### [Exercise description]
Return each line that holds the word "image".

Dataset records
□ □ □ □ □ □ □

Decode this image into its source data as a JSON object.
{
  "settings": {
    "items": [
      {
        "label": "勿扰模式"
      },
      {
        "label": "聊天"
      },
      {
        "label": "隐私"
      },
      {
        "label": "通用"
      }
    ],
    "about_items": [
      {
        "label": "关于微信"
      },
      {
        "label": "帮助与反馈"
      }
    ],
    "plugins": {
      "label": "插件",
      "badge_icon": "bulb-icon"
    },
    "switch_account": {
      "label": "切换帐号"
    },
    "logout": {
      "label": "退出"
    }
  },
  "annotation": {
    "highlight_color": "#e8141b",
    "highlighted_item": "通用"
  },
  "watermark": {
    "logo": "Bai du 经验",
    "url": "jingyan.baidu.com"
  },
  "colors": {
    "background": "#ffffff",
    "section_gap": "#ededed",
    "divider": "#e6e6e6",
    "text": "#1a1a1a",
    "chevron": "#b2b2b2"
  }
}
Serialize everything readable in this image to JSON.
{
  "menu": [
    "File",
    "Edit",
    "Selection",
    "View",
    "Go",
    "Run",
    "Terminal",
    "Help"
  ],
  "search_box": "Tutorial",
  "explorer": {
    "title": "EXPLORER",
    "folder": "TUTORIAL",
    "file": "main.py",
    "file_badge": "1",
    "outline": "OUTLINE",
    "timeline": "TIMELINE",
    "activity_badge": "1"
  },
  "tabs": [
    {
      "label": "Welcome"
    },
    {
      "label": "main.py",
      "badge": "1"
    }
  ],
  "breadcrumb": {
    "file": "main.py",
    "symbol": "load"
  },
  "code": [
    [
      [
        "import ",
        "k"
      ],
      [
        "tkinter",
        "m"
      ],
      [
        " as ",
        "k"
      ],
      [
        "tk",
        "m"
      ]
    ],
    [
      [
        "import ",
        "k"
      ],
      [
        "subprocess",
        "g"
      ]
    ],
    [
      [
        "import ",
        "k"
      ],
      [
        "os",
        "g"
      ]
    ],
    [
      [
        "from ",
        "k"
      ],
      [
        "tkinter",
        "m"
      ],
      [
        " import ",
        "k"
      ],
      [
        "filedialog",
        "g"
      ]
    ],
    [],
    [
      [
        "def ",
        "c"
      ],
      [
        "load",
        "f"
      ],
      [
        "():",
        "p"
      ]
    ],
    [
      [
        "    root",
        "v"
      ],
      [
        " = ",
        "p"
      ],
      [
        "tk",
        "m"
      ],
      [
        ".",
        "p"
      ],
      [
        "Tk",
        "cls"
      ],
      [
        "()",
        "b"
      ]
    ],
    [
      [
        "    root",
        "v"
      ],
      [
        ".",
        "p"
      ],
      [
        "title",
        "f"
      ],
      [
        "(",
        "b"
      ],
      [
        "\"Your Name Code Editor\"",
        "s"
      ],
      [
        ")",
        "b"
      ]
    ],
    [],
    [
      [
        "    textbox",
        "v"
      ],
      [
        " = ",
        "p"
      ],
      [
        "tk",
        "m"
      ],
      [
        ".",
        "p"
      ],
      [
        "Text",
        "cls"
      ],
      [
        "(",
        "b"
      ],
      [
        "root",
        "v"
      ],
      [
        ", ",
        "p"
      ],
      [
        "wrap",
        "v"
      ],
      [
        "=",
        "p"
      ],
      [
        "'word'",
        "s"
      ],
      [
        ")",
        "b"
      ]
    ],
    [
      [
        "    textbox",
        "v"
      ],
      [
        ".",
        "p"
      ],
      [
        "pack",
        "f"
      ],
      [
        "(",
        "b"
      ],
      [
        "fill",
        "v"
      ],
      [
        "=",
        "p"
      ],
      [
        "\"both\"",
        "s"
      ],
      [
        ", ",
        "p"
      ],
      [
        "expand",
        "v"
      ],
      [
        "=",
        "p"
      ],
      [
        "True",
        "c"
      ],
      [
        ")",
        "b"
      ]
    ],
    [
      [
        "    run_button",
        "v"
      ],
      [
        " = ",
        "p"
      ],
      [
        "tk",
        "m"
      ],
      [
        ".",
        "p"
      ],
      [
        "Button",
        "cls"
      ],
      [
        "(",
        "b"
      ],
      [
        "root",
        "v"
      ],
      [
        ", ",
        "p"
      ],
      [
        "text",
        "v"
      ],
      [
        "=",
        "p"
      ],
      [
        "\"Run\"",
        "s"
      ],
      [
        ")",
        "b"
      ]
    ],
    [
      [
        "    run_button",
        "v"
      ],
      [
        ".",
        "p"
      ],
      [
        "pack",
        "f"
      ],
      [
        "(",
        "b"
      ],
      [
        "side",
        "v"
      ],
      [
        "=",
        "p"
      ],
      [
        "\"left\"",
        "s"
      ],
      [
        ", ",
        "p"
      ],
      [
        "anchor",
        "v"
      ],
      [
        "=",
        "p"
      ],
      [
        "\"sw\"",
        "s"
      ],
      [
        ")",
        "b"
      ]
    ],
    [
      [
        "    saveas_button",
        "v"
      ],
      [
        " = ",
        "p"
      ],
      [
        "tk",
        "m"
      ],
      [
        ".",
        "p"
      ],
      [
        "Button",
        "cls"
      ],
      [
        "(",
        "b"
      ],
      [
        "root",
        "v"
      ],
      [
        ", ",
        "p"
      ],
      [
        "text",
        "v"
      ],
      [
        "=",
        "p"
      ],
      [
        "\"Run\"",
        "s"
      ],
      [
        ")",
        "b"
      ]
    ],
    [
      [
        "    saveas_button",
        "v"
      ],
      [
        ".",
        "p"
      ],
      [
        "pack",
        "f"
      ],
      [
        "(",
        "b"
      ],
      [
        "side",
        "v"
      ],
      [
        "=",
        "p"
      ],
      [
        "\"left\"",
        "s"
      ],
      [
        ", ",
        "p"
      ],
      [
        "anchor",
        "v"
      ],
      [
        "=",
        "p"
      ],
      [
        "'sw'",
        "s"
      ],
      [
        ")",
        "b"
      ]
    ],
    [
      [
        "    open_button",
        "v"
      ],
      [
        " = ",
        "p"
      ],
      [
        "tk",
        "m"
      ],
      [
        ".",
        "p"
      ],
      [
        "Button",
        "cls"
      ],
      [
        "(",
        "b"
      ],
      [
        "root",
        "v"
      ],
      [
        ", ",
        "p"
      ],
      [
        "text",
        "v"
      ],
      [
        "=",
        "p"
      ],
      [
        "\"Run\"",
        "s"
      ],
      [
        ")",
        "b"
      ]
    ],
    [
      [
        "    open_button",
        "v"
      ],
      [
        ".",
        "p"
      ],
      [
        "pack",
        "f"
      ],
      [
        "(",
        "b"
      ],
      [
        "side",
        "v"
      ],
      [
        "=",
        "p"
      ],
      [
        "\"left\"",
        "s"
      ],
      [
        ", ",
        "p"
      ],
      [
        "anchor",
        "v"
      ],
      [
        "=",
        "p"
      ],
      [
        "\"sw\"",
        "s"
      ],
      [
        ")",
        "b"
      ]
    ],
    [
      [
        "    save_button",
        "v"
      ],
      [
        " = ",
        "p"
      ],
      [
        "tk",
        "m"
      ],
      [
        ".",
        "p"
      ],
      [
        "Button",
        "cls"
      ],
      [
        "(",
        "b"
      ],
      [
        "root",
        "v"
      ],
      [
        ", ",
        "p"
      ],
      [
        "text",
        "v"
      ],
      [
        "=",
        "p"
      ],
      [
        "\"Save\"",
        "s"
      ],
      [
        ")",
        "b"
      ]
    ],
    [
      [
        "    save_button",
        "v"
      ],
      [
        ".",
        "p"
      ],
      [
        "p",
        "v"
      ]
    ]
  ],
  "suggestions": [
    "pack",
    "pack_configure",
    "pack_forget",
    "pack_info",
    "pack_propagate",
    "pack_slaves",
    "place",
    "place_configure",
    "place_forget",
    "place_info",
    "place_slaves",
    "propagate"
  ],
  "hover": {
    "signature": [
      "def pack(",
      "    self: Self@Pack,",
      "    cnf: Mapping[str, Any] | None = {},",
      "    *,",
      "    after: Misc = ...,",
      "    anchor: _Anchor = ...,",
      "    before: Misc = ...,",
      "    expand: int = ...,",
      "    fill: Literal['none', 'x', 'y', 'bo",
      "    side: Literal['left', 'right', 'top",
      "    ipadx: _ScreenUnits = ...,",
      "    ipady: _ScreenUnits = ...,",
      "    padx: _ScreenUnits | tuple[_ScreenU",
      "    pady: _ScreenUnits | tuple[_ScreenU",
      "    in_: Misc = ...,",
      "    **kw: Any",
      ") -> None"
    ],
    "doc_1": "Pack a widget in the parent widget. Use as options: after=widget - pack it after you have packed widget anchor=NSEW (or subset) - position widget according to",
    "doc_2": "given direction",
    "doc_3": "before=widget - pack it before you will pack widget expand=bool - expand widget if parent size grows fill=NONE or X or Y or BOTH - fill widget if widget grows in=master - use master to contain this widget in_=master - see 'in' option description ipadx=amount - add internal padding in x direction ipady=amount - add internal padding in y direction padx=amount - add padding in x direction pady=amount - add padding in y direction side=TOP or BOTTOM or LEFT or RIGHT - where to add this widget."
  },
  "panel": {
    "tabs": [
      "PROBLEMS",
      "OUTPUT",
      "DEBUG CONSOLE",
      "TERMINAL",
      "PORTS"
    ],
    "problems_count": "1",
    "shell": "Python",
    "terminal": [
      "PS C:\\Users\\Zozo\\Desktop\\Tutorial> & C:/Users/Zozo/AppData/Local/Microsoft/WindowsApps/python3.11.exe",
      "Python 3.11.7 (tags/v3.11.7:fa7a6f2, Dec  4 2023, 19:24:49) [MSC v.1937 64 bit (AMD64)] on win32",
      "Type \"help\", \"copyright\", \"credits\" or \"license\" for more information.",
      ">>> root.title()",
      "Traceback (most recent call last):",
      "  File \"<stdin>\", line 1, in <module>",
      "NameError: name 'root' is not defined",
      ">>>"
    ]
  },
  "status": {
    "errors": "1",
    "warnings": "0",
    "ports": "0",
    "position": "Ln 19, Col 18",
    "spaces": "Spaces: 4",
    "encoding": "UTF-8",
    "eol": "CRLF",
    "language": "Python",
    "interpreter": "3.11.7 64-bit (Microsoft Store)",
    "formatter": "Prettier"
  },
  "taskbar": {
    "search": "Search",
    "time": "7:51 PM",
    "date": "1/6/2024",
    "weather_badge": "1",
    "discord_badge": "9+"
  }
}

□ □ □ □ □ □ □

### [Task result]
Decode this image into its source data as a JSON object.
Serialize everything readable in this image to JSON.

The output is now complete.